- _Short exercise_
Return all the data below as it stands, minus the pictures.

- _Source records_
[start]

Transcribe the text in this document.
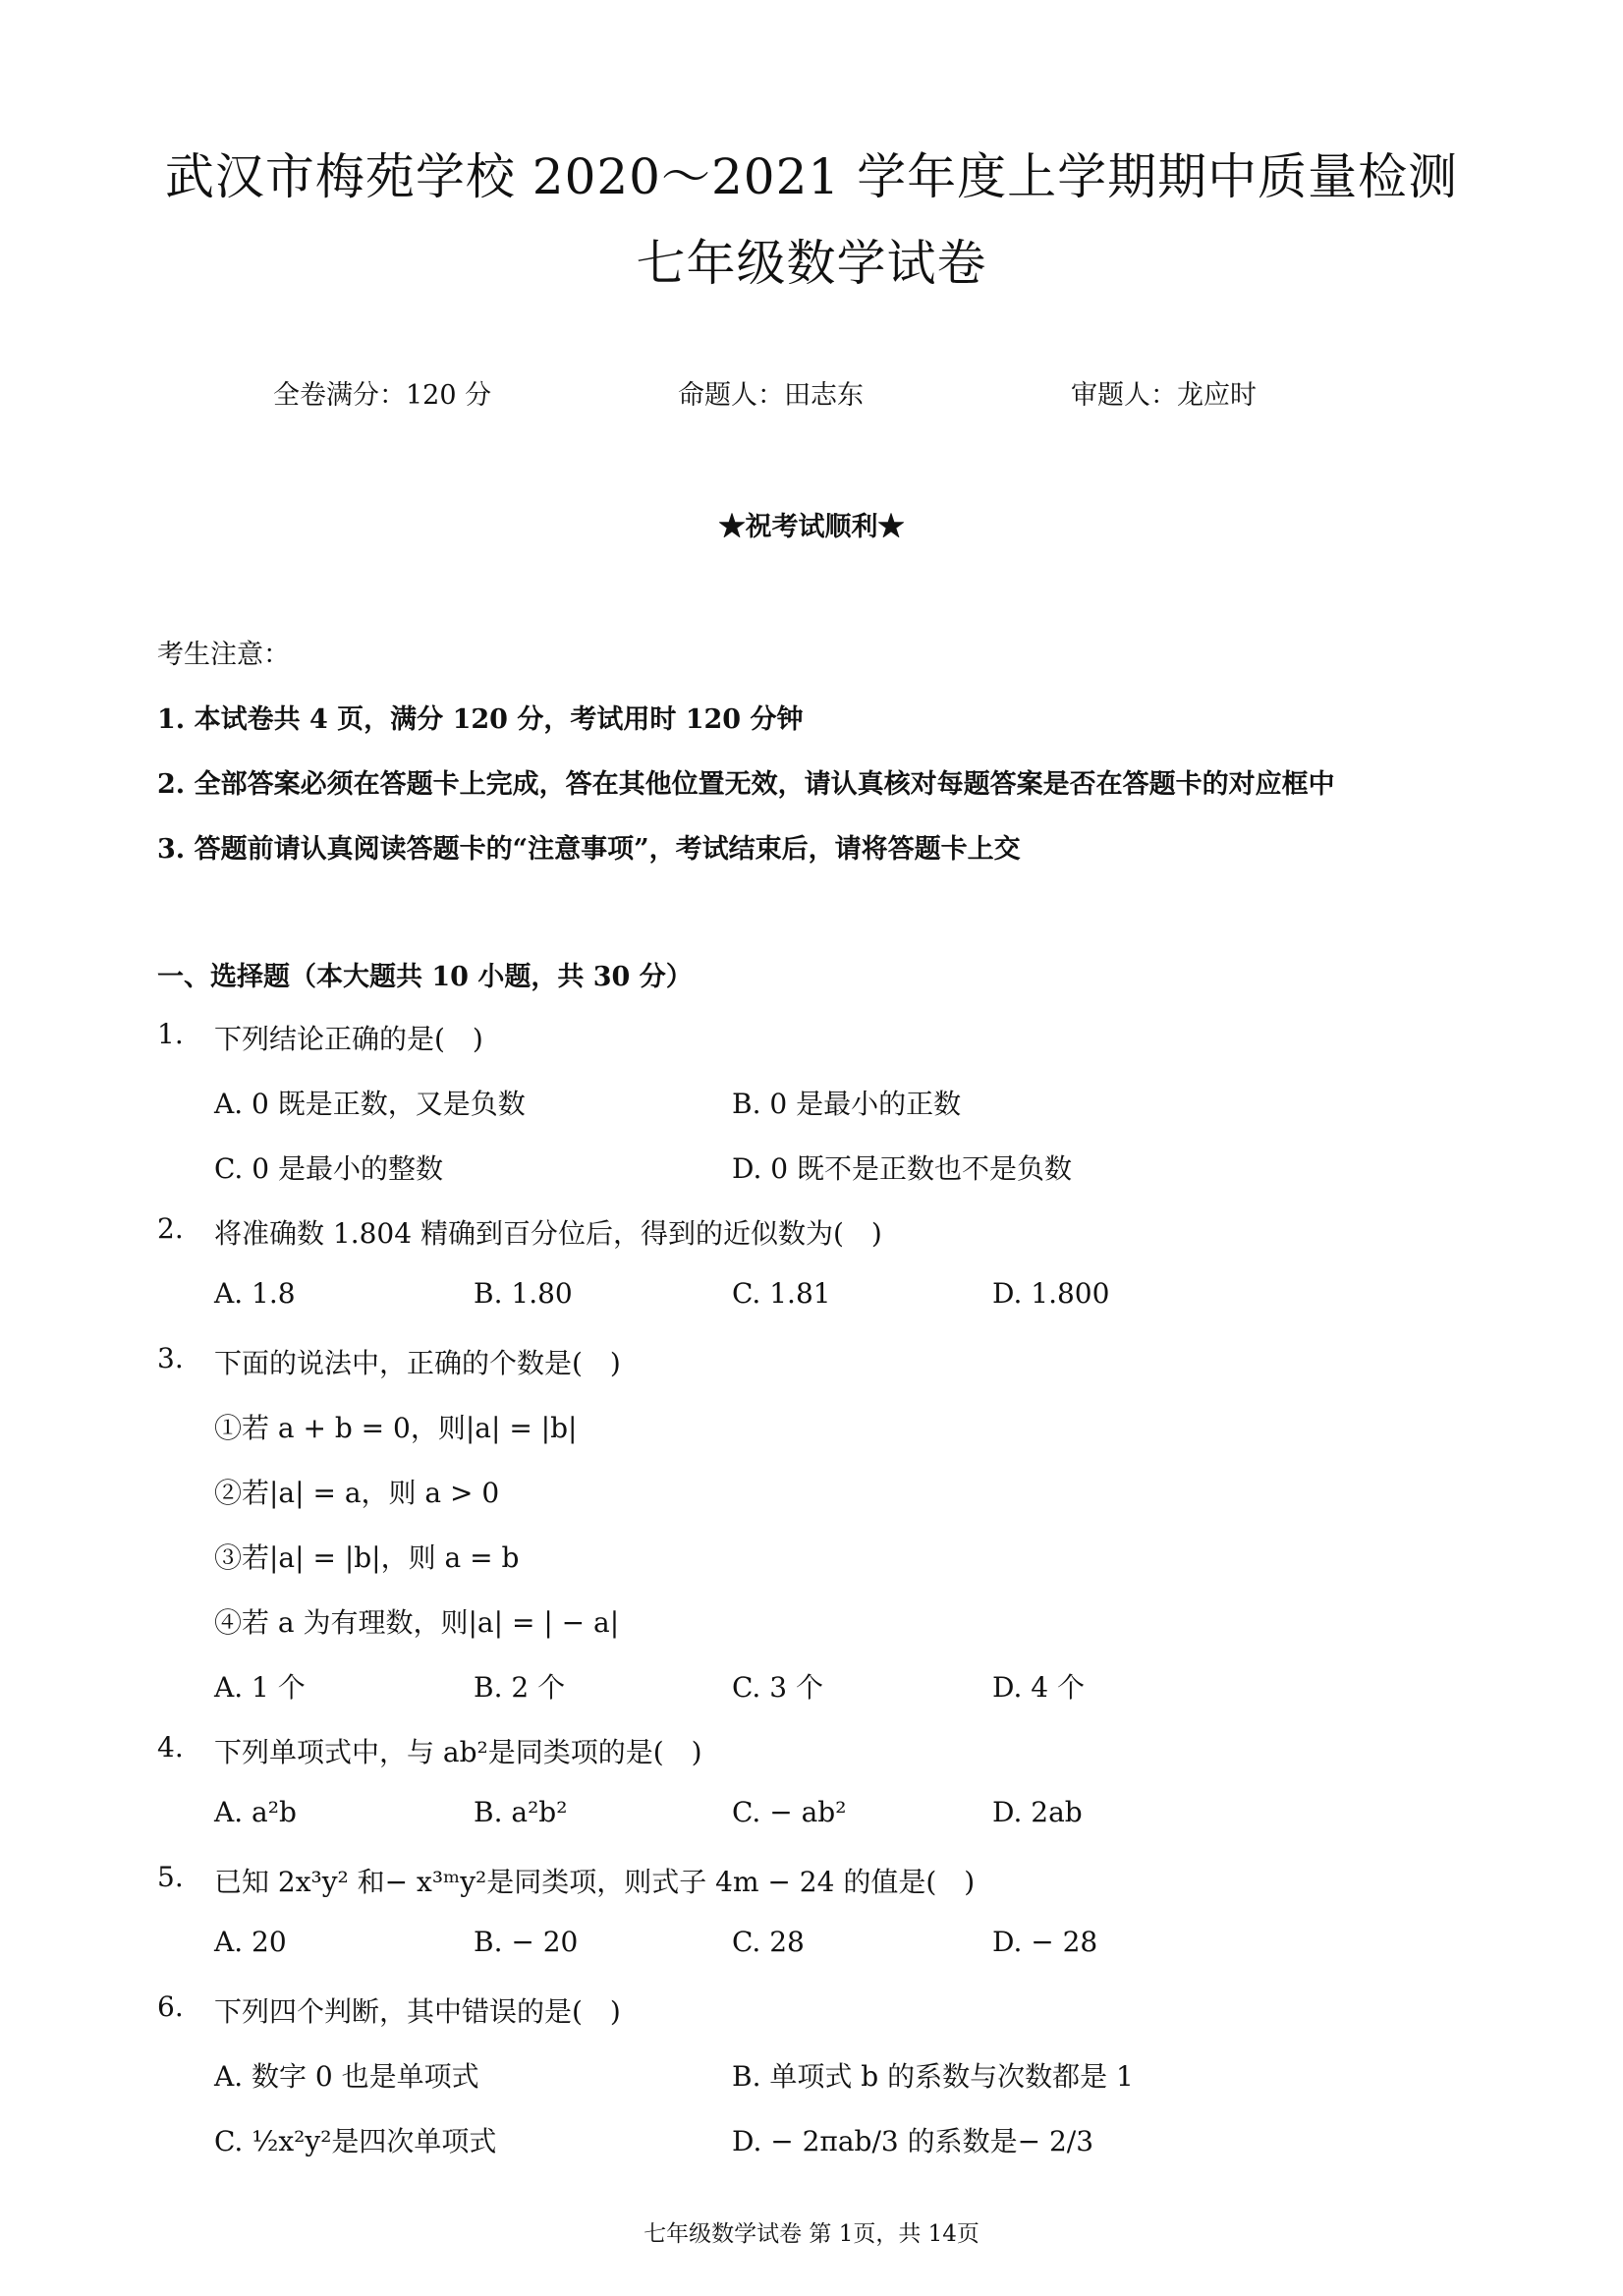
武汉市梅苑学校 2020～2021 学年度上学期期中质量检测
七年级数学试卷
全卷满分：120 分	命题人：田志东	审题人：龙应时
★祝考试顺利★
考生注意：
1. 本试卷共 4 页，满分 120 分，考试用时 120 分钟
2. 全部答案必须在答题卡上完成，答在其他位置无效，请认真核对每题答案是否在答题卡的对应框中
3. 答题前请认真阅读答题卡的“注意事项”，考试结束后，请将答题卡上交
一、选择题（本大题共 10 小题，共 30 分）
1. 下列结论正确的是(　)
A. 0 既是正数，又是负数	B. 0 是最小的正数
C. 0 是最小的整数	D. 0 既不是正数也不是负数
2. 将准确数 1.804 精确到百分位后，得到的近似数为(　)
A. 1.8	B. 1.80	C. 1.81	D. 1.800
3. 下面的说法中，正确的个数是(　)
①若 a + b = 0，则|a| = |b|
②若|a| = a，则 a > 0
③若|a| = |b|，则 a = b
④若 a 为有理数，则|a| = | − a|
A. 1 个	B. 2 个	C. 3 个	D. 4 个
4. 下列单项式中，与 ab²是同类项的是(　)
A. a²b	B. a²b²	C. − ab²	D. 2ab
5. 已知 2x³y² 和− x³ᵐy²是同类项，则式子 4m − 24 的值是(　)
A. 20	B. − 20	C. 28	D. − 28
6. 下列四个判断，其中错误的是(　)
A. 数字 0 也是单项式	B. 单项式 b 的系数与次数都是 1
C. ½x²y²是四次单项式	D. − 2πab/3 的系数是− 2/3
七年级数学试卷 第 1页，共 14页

[end]

- _Written answer_
Transcribe the text in this document.
武汉市梅苑学校 2020～2021 学年度上学期期中质量检测
七年级数学试卷
全卷满分：120 分	命题人：田志东	审题人：龙应时
★祝考试顺利★
考生注意：
1. 本试卷共 4 页，满分 120 分，考试用时 120 分钟
2. 全部答案必须在答题卡上完成，答在其他位置无效，请认真核对每题答案是否在答题卡的对应框中
3. 答题前请认真阅读答题卡的“注意事项”，考试结束后，请将答题卡上交
一、选择题（本大题共 10 小题，共 30 分）
1. 下列结论正确的是(　)
A. 0 既是正数，又是负数	B. 0 是最小的正数
C. 0 是最小的整数	D. 0 既不是正数也不是负数
2. 将准确数 1.804 精确到百分位后，得到的近似数为(　)
A. 1.8	B. 1.80	C. 1.81	D. 1.800
3. 下面的说法中，正确的个数是(　)
①若 a + b = 0，则|a| = |b|
②若|a| = a，则 a > 0
③若|a| = |b|，则 a = b
④若 a 为有理数，则|a| = | − a|
A. 1 个	B. 2 个	C. 3 个	D. 4 个
4. 下列单项式中，与 ab²是同类项的是(　)
A. a²b	B. a²b²	C. − ab²	D. 2ab
5. 已知 2x³y² 和− x³ᵐy²是同类项，则式子 4m − 24 的值是(　)
A. 20	B. − 20	C. 28	D. − 28
6. 下列四个判断，其中错误的是(　)
A. 数字 0 也是单项式	B. 单项式 b 的系数与次数都是 1
C. ½x²y²是四次单项式	D. − 2πab/3 的系数是− 2/3
七年级数学试卷 第 1页，共 14页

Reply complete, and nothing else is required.